Figure dataset records:

□ □ □ □ □ □ □

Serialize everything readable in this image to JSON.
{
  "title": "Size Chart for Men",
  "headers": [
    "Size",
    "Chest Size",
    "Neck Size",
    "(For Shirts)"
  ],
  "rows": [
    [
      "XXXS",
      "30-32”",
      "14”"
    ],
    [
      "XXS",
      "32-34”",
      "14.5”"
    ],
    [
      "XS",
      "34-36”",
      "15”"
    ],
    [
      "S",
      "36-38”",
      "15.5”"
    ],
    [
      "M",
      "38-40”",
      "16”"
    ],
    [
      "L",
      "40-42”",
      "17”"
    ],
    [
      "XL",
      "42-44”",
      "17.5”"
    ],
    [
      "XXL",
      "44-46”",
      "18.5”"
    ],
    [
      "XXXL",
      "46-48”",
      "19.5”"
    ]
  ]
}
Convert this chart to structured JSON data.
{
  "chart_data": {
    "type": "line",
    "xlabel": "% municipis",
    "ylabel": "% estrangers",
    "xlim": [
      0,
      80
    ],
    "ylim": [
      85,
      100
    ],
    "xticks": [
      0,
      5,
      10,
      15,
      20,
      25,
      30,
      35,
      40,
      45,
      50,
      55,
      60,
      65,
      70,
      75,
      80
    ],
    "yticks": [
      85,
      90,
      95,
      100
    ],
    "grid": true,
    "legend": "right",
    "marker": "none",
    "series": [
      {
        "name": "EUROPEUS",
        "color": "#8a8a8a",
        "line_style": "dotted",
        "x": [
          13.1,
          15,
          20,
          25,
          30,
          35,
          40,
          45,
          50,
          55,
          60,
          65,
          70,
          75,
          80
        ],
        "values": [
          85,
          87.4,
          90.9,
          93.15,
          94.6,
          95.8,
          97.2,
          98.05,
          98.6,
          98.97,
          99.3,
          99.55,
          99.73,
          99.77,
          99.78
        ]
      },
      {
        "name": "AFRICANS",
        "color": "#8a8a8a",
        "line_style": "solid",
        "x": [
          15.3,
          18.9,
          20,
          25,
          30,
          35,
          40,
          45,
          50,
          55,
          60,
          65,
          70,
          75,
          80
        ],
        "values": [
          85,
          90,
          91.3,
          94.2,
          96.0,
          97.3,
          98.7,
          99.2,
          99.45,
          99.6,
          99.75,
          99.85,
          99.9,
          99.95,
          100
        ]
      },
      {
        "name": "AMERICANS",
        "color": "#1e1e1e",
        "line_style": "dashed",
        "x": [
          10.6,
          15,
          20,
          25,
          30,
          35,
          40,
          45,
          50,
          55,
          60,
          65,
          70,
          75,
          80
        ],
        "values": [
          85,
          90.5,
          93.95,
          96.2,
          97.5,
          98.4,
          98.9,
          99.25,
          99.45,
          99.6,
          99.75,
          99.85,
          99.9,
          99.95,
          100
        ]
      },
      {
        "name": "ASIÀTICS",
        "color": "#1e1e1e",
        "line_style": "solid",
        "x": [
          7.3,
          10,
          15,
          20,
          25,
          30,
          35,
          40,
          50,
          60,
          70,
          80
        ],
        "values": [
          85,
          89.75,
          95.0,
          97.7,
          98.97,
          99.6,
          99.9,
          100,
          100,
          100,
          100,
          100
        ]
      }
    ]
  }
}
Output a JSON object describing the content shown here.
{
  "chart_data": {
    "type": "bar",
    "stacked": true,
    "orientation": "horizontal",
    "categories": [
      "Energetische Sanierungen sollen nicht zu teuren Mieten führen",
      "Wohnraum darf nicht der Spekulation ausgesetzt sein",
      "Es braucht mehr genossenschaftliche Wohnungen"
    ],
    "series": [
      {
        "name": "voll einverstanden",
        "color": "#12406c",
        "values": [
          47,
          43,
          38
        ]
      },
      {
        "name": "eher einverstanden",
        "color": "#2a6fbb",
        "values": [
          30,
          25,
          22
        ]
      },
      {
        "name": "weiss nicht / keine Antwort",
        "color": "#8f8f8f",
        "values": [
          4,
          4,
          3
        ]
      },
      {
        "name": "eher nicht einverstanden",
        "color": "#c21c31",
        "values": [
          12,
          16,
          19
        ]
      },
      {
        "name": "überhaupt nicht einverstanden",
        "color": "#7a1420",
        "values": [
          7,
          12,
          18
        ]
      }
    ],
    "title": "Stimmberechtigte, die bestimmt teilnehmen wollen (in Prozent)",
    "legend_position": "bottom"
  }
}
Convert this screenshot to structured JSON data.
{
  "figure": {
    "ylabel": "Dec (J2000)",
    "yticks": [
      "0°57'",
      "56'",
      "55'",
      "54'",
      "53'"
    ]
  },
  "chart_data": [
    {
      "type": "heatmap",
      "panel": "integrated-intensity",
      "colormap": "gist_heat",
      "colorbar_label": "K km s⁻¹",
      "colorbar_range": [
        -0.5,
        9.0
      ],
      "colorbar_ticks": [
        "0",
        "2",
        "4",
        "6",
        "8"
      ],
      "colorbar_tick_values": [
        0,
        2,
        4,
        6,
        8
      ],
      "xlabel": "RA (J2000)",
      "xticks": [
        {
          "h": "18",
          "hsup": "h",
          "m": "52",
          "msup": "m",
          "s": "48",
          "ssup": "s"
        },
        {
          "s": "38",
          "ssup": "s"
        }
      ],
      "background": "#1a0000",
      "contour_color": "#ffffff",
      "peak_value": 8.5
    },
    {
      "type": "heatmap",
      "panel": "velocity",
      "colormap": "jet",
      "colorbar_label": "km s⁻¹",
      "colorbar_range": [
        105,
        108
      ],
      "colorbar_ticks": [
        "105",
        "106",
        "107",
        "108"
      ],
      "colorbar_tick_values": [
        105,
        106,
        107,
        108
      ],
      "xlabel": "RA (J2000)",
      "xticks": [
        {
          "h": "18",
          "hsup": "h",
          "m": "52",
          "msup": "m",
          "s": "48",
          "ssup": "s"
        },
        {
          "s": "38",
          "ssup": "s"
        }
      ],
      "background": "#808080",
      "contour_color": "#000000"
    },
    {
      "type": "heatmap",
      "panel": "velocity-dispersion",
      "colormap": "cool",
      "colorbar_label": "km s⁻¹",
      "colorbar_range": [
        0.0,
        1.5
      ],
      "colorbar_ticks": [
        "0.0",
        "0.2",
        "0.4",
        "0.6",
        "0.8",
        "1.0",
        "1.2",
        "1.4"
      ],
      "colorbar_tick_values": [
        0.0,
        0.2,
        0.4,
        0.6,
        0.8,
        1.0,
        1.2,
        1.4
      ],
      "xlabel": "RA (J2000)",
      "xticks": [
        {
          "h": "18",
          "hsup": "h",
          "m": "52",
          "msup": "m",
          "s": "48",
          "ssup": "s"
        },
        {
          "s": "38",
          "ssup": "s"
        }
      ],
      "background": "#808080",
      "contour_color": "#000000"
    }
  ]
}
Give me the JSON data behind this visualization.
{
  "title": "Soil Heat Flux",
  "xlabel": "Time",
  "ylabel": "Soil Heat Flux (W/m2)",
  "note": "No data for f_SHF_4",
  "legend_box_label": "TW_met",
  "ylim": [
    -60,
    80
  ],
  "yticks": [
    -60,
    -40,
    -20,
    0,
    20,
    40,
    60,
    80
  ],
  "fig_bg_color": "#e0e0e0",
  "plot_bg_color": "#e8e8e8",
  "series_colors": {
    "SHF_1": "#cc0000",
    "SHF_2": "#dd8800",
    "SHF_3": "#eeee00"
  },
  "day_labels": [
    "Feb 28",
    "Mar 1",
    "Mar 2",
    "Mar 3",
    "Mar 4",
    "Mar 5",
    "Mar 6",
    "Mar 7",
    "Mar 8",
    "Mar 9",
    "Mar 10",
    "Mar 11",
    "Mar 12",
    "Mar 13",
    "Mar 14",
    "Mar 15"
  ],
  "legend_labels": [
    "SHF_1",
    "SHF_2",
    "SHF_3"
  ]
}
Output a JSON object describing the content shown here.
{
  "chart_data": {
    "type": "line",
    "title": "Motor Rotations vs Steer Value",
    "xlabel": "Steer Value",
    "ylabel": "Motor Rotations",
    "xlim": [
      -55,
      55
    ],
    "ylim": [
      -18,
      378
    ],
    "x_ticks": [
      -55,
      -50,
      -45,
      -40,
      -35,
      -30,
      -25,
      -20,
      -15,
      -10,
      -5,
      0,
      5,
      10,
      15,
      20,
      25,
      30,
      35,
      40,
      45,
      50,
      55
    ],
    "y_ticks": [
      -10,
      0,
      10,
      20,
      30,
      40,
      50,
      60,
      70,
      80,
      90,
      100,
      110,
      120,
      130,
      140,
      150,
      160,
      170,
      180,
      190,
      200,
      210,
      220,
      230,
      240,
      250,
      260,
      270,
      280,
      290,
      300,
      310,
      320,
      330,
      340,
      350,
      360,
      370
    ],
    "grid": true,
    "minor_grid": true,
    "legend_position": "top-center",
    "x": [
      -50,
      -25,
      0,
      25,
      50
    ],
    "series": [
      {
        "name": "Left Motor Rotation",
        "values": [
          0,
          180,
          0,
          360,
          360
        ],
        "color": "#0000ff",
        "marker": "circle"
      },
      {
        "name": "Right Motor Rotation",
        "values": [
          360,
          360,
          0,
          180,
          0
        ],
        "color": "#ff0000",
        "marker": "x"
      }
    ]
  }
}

□ □ □ □ □ □ □

What is being asked: Which lines contain "title"? Copy each of them out.

Final result:
  "title": "Size Chart for Men",
    "title": "Stimmberechtigte, die bestimmt teilnehmen wollen (in Prozent)",
  "title": "Soil Heat Flux",
    "title": "Motor Rotations vs Steer Value",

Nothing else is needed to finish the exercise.